TASK TO CARRY OUT. Lines that hold the string "plus" are to be counted; give only their number.

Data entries

-- Start --

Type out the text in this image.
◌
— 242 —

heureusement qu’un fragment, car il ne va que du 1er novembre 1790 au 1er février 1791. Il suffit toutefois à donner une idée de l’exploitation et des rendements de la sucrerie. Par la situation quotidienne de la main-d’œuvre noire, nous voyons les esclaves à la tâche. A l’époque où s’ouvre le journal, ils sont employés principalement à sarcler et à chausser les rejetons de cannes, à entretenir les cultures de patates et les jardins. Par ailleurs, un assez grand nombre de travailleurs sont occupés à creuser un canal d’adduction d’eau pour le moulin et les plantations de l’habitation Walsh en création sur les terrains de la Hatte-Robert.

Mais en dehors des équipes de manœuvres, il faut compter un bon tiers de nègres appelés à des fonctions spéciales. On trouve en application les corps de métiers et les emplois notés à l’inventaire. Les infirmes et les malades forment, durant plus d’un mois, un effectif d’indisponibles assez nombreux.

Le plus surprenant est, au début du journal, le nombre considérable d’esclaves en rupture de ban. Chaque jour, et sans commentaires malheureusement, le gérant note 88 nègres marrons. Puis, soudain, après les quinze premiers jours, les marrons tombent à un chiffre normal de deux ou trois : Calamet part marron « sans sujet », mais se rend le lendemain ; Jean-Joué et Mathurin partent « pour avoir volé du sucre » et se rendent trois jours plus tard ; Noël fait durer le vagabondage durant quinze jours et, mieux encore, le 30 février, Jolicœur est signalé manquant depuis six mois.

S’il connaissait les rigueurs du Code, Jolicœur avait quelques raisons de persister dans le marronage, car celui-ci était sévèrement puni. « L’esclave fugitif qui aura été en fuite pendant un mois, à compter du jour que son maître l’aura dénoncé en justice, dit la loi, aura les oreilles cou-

-- End --

OUTPUT OF THE TASK. 2